■ **TASK INSTRUCTIONS**:
The data must be written out once more, precisely as given.

— START —

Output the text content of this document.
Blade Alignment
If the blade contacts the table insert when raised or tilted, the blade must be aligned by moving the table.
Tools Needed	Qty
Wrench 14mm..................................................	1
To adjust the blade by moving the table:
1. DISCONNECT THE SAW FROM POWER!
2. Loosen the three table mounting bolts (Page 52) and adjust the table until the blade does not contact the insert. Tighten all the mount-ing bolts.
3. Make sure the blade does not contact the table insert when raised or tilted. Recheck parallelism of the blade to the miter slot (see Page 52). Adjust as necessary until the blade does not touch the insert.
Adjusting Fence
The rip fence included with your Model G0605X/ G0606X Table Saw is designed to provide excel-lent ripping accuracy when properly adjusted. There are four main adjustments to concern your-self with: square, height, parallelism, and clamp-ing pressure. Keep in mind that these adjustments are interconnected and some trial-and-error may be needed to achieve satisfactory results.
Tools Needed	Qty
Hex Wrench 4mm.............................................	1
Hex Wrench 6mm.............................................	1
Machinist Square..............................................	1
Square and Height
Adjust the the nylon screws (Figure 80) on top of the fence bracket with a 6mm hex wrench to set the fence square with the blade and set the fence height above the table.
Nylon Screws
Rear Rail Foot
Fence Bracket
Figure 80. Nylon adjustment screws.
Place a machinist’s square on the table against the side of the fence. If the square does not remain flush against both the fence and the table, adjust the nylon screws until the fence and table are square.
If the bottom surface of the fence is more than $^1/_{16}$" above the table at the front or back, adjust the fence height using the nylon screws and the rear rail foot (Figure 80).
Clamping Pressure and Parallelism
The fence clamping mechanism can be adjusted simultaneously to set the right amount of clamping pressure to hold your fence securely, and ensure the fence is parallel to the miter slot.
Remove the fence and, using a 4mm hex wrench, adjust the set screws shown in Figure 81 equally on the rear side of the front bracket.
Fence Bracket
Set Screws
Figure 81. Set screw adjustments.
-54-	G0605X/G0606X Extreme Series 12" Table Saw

— END —

■ **WRITTEN REPLY**:
Output the text content of this document.
Blade Alignment
If the blade contacts the table insert when raised or tilted, the blade must be aligned by moving the table.
Tools Needed	Qty
Wrench 14mm..................................................	1
To adjust the blade by moving the table:
1. DISCONNECT THE SAW FROM POWER!
2. Loosen the three table mounting bolts (Page 52) and adjust the table until the blade does not contact the insert. Tighten all the mount-ing bolts.
3. Make sure the blade does not contact the table insert when raised or tilted. Recheck parallelism of the blade to the miter slot (see Page 52). Adjust as necessary until the blade does not touch the insert.
Adjusting Fence
The rip fence included with your Model G0605X/ G0606X Table Saw is designed to provide excel-lent ripping accuracy when properly adjusted. There are four main adjustments to concern your-self with: square, height, parallelism, and clamp-ing pressure. Keep in mind that these adjustments are interconnected and some trial-and-error may be needed to achieve satisfactory results.
Tools Needed	Qty
Hex Wrench 4mm.............................................	1
Hex Wrench 6mm.............................................	1
Machinist Square..............................................	1
Square and Height
Adjust the the nylon screws (Figure 80) on top of the fence bracket with a 6mm hex wrench to set the fence square with the blade and set the fence height above the table.
Nylon Screws
Rear Rail Foot
Fence Bracket
Figure 80. Nylon adjustment screws.
Place a machinist’s square on the table against the side of the fence. If the square does not remain flush against both the fence and the table, adjust the nylon screws until the fence and table are square.
If the bottom surface of the fence is more than $^1/_{16}$" above the table at the front or back, adjust the fence height using the nylon screws and the rear rail foot (Figure 80).
Clamping Pressure and Parallelism
The fence clamping mechanism can be adjusted simultaneously to set the right amount of clamping pressure to hold your fence securely, and ensure the fence is parallel to the miter slot.
Remove the fence and, using a 4mm hex wrench, adjust the set screws shown in Figure 81 equally on the rear side of the front bracket.
Fence Bracket
Set Screws
Figure 81. Set screw adjustments.
-54-	G0605X/G0606X Extreme Series 12" Table Saw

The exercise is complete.